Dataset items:

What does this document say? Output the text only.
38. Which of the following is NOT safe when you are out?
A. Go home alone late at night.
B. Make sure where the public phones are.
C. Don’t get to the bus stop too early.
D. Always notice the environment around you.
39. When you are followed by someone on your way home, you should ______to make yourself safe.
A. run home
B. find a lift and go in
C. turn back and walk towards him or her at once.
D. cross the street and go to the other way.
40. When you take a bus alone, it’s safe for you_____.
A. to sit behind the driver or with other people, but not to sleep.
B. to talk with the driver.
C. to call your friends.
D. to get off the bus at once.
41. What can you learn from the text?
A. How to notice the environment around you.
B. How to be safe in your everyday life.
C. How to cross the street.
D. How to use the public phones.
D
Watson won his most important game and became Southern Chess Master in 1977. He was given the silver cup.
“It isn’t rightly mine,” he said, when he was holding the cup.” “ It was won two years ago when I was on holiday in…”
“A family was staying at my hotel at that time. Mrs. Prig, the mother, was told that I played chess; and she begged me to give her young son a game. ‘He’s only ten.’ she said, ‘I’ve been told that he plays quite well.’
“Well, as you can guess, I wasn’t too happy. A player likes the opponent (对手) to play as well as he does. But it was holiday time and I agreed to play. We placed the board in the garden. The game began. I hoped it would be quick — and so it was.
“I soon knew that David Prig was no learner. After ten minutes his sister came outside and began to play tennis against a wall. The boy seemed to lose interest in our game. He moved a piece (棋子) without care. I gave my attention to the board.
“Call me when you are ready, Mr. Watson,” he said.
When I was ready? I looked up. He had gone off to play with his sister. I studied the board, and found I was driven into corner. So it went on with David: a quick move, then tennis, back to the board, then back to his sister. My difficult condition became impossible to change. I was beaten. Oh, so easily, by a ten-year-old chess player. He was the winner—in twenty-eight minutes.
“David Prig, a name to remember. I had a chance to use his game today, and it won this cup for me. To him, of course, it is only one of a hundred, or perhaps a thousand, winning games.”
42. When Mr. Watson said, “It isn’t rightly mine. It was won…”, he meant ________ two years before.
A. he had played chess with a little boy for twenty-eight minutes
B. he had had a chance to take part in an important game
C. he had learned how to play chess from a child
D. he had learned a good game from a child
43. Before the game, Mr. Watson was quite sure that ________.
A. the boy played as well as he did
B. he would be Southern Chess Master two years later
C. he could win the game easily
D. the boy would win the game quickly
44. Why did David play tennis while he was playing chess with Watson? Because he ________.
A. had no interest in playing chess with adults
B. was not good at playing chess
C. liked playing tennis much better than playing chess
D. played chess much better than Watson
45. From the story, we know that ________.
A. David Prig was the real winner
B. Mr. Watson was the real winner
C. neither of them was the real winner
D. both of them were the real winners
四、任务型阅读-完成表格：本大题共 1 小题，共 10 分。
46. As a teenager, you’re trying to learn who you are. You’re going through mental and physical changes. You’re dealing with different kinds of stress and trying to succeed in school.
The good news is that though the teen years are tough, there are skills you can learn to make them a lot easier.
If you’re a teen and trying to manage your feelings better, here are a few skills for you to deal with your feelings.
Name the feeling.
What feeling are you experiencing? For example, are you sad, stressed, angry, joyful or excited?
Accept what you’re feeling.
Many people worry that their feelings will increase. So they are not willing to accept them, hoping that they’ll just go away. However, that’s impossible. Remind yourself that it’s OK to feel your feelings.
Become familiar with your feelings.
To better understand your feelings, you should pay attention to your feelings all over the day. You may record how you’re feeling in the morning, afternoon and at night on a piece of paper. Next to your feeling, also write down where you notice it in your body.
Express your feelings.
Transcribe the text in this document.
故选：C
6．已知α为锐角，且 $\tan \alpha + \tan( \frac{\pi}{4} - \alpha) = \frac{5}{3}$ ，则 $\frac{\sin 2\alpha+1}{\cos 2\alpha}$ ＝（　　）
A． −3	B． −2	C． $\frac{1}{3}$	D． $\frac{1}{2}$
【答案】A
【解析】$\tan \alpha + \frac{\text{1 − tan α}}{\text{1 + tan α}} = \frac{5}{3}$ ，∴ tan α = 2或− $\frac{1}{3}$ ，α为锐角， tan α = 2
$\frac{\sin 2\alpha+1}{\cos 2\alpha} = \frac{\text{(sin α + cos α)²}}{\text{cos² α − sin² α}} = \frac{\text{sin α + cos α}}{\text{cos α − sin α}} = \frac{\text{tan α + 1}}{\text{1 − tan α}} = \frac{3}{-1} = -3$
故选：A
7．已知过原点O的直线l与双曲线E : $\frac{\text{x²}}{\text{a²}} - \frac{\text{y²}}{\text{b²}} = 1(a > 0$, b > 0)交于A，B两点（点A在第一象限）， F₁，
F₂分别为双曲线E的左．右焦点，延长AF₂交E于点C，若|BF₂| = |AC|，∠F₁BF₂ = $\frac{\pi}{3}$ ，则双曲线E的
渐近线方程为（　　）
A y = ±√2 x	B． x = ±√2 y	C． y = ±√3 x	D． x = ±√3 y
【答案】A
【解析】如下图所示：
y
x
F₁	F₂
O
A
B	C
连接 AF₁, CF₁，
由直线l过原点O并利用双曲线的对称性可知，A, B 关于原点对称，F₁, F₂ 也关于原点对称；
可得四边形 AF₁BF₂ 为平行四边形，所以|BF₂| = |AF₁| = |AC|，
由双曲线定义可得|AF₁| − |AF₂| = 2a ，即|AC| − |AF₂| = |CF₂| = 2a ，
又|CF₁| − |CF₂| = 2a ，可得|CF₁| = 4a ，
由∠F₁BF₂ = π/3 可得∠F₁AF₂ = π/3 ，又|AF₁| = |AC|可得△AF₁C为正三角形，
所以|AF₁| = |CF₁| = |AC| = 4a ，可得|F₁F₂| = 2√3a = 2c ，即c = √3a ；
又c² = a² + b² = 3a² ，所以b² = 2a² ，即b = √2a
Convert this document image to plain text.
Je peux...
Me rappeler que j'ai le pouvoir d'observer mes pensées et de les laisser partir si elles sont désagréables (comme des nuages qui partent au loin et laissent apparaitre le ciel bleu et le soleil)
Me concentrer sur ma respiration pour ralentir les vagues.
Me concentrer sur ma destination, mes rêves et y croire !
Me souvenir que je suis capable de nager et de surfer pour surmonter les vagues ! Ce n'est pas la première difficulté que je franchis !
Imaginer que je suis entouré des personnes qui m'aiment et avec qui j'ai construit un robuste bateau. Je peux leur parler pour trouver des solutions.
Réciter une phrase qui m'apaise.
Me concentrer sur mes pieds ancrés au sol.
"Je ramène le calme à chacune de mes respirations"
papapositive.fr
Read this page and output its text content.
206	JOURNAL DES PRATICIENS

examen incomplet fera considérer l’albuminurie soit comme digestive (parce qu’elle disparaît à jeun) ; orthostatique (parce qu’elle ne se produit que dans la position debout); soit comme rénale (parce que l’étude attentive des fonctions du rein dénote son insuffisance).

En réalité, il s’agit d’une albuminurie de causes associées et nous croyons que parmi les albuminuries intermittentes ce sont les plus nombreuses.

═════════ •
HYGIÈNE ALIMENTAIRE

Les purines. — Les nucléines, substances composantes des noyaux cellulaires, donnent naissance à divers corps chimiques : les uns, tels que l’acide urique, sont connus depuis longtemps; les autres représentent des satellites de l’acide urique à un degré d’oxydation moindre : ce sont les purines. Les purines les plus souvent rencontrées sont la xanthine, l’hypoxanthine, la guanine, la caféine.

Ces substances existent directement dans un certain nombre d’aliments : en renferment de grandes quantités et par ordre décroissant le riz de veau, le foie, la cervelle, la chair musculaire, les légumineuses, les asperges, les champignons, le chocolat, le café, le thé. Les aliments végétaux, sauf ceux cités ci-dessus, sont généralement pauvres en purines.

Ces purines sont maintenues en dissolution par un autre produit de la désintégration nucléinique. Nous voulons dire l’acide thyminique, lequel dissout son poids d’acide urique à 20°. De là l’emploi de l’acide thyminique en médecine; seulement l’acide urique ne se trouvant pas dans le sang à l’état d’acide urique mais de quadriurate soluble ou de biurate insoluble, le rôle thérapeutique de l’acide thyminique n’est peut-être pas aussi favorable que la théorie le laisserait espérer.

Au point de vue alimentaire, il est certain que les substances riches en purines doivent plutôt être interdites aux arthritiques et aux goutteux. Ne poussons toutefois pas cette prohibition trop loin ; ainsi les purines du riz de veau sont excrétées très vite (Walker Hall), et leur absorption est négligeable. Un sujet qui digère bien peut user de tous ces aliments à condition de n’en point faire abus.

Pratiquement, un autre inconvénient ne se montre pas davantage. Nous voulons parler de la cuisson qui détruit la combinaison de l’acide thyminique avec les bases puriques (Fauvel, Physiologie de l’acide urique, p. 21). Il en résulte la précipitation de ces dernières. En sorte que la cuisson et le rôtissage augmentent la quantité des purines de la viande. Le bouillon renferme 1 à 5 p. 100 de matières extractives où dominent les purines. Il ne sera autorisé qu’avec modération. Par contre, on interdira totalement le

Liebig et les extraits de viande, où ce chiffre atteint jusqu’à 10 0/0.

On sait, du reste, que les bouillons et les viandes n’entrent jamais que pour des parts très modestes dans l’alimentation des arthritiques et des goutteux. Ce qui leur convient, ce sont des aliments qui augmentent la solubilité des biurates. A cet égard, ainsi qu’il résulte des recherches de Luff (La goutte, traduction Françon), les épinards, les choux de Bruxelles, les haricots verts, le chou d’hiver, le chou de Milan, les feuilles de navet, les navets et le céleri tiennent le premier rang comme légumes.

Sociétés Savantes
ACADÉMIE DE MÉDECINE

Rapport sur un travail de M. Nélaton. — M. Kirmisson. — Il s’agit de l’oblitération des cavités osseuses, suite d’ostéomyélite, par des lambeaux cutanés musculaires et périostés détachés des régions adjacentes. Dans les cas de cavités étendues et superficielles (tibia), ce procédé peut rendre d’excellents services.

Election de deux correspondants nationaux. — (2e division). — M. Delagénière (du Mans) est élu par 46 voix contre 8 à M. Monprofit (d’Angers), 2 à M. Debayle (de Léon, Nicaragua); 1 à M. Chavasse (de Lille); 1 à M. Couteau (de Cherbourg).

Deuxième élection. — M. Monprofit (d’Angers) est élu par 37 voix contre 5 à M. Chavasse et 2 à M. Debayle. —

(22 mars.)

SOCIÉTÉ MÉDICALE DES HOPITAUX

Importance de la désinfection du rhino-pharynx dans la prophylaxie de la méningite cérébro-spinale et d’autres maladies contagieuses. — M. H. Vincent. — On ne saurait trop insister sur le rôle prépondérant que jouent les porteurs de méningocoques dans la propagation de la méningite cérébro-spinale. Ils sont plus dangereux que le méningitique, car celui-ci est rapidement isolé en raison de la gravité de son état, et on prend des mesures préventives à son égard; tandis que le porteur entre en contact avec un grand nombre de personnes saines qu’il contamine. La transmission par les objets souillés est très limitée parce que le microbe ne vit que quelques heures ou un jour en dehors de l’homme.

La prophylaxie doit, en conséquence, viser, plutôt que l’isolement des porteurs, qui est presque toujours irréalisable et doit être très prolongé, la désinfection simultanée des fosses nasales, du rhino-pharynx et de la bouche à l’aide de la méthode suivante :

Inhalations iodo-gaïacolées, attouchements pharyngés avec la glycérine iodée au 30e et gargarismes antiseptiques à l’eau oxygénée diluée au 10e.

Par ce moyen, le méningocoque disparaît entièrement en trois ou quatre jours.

# [WHAT TO DO]
Wherever a line in the data above holds "disparaît", copy that line.

# [EXERCISE OUTPUT]
examen incomplet fera considérer l’albuminurie soit comme digestive (parce qu’elle disparaît à jeun) ; orthostatique (parce qu’elle ne se produit que dans la position debout); soit comme rénale (parce que l’étude attentive des fonctions du rein dénote son insuffisance).
Par ce moyen, le méningocoque disparaît entièrement en trois ou quatre jours.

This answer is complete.